Take the records underneath and set them down exactly.

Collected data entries

· · · · ·

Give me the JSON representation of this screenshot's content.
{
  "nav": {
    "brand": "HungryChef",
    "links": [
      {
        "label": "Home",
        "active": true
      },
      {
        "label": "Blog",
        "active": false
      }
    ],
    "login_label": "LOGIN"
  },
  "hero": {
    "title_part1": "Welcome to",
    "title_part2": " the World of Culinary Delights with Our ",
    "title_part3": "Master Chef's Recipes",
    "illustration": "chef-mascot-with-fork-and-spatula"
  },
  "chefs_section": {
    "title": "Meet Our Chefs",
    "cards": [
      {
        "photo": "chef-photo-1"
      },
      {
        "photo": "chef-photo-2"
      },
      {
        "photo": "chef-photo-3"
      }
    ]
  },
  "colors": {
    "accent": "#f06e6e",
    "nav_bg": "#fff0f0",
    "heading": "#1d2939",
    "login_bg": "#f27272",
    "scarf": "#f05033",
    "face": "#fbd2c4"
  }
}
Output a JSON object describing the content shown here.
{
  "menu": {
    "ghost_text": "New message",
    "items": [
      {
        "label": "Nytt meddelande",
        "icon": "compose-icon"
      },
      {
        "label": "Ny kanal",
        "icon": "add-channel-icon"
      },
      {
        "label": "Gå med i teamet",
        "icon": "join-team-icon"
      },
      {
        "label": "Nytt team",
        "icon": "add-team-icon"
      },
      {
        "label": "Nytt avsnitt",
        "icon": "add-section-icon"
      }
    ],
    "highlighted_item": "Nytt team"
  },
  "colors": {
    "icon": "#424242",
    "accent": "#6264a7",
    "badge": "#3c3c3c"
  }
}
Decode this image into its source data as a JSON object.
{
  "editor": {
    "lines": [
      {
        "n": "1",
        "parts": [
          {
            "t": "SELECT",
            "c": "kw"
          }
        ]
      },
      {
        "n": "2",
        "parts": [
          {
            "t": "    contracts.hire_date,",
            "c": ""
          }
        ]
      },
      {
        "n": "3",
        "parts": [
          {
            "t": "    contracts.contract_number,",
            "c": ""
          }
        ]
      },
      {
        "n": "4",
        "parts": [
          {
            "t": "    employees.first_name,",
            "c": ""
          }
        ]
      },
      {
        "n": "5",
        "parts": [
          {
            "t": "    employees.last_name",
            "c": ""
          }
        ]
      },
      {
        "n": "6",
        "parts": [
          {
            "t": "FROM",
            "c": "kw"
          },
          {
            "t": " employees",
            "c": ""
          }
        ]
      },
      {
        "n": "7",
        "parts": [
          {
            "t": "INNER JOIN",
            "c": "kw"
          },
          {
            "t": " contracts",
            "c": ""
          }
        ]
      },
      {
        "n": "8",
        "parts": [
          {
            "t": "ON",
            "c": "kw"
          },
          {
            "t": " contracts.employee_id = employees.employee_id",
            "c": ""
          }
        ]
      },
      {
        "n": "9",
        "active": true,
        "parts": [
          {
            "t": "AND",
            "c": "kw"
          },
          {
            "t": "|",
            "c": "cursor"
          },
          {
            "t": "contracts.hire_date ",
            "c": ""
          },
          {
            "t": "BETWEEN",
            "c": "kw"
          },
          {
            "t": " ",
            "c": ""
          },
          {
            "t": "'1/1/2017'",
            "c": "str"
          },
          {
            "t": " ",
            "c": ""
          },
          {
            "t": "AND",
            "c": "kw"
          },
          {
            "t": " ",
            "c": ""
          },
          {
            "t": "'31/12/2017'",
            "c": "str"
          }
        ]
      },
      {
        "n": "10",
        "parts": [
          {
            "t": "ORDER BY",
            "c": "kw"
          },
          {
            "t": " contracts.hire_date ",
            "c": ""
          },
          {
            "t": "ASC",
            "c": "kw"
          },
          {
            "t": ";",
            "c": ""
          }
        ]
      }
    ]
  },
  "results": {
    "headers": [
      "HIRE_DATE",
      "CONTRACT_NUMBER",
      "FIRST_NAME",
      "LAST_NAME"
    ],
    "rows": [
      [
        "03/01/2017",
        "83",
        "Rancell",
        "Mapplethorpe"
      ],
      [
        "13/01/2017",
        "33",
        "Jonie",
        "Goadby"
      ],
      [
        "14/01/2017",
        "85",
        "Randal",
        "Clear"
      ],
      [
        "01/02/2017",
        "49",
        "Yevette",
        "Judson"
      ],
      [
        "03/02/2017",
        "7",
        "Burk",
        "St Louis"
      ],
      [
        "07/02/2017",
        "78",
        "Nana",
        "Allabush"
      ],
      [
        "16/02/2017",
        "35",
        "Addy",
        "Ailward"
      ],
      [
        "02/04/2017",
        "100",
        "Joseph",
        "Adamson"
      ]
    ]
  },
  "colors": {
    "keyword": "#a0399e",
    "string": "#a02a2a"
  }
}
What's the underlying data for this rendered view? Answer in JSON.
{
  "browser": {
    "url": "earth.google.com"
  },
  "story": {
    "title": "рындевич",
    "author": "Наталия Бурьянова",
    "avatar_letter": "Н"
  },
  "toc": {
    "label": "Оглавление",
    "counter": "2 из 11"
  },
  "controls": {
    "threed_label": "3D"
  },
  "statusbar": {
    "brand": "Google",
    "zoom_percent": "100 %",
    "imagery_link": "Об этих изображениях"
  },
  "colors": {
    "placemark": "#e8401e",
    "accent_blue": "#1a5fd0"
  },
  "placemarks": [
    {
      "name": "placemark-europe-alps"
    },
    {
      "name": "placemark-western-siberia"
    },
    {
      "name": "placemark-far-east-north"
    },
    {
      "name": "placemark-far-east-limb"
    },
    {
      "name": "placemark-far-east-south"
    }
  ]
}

· · · · ·

-- Answer to the exercise --
Give me the JSON representation of this screenshot's content.
{
  "nav": {
    "brand": "HungryChef",
    "links": [
      {
        "label": "Home",
        "active": true
      },
      {
        "label": "Blog",
        "active": false
      }
    ],
    "login_label": "LOGIN"
  },
  "hero": {
    "title_part1": "Welcome to",
    "title_part2": " the World of Culinary Delights with Our ",
    "title_part3": "Master Chef's Recipes",
    "illustration": "chef-mascot-with-fork-and-spatula"
  },
  "chefs_section": {
    "title": "Meet Our Chefs",
    "cards": [
      {
        "photo": "chef-photo-1"
      },
      {
        "photo": "chef-photo-2"
      },
      {
        "photo": "chef-photo-3"
      }
    ]
  },
  "colors": {
    "accent": "#f06e6e",
    "nav_bg": "#fff0f0",
    "heading": "#1d2939",
    "login_bg": "#f27272",
    "scarf": "#f05033",
    "face": "#fbd2c4"
  }
}
Output a JSON object describing the content shown here.
{
  "menu": {
    "ghost_text": "New message",
    "items": [
      {
        "label": "Nytt meddelande",
        "icon": "compose-icon"
      },
      {
        "label": "Ny kanal",
        "icon": "add-channel-icon"
      },
      {
        "label": "Gå med i teamet",
        "icon": "join-team-icon"
      },
      {
        "label": "Nytt team",
        "icon": "add-team-icon"
      },
      {
        "label": "Nytt avsnitt",
        "icon": "add-section-icon"
      }
    ],
    "highlighted_item": "Nytt team"
  },
  "colors": {
    "icon": "#424242",
    "accent": "#6264a7",
    "badge": "#3c3c3c"
  }
}
Decode this image into its source data as a JSON object.
{
  "editor": {
    "lines": [
      {
        "n": "1",
        "parts": [
          {
            "t": "SELECT",
            "c": "kw"
          }
        ]
      },
      {
        "n": "2",
        "parts": [
          {
            "t": "    contracts.hire_date,",
            "c": ""
          }
        ]
      },
      {
        "n": "3",
        "parts": [
          {
            "t": "    contracts.contract_number,",
            "c": ""
          }
        ]
      },
      {
        "n": "4",
        "parts": [
          {
            "t": "    employees.first_name,",
            "c": ""
          }
        ]
      },
      {
        "n": "5",
        "parts": [
          {
            "t": "    employees.last_name",
            "c": ""
          }
        ]
      },
      {
        "n": "6",
        "parts": [
          {
            "t": "FROM",
            "c": "kw"
          },
          {
            "t": " employees",
            "c": ""
          }
        ]
      },
      {
        "n": "7",
        "parts": [
          {
            "t": "INNER JOIN",
            "c": "kw"
          },
          {
            "t": " contracts",
            "c": ""
          }
        ]
      },
      {
        "n": "8",
        "parts": [
          {
            "t": "ON",
            "c": "kw"
          },
          {
            "t": " contracts.employee_id = employees.employee_id",
            "c": ""
          }
        ]
      },
      {
        "n": "9",
        "active": true,
        "parts": [
          {
            "t": "AND",
            "c": "kw"
          },
          {
            "t": "|",
            "c": "cursor"
          },
          {
            "t": "contracts.hire_date ",
            "c": ""
          },
          {
            "t": "BETWEEN",
            "c": "kw"
          },
          {
            "t": " ",
            "c": ""
          },
          {
            "t": "'1/1/2017'",
            "c": "str"
          },
          {
            "t": " ",
            "c": ""
          },
          {
            "t": "AND",
            "c": "kw"
          },
          {
            "t": " ",
            "c": ""
          },
          {
            "t": "'31/12/2017'",
            "c": "str"
          }
        ]
      },
      {
        "n": "10",
        "parts": [
          {
            "t": "ORDER BY",
            "c": "kw"
          },
          {
            "t": " contracts.hire_date ",
            "c": ""
          },
          {
            "t": "ASC",
            "c": "kw"
          },
          {
            "t": ";",
            "c": ""
          }
        ]
      }
    ]
  },
  "results": {
    "headers": [
      "HIRE_DATE",
      "CONTRACT_NUMBER",
      "FIRST_NAME",
      "LAST_NAME"
    ],
    "rows": [
      [
        "03/01/2017",
        "83",
        "Rancell",
        "Mapplethorpe"
      ],
      [
        "13/01/2017",
        "33",
        "Jonie",
        "Goadby"
      ],
      [
        "14/01/2017",
        "85",
        "Randal",
        "Clear"
      ],
      [
        "01/02/2017",
        "49",
        "Yevette",
        "Judson"
      ],
      [
        "03/02/2017",
        "7",
        "Burk",
        "St Louis"
      ],
      [
        "07/02/2017",
        "78",
        "Nana",
        "Allabush"
      ],
      [
        "16/02/2017",
        "35",
        "Addy",
        "Ailward"
      ],
      [
        "02/04/2017",
        "100",
        "Joseph",
        "Adamson"
      ]
    ]
  },
  "colors": {
    "keyword": "#a0399e",
    "string": "#a02a2a"
  }
}
What's the underlying data for this rendered view? Answer in JSON.
{
  "browser": {
    "url": "earth.google.com"
  },
  "story": {
    "title": "рындевич",
    "author": "Наталия Бурьянова",
    "avatar_letter": "Н"
  },
  "toc": {
    "label": "Оглавление",
    "counter": "2 из 11"
  },
  "controls": {
    "threed_label": "3D"
  },
  "statusbar": {
    "brand": "Google",
    "zoom_percent": "100 %",
    "imagery_link": "Об этих изображениях"
  },
  "colors": {
    "placemark": "#e8401e",
    "accent_blue": "#1a5fd0"
  },
  "placemarks": [
    {
      "name": "placemark-europe-alps"
    },
    {
      "name": "placemark-western-siberia"
    },
    {
      "name": "placemark-far-east-north"
    },
    {
      "name": "placemark-far-east-limb"
    },
    {
      "name": "placemark-far-east-south"
    }
  ]
}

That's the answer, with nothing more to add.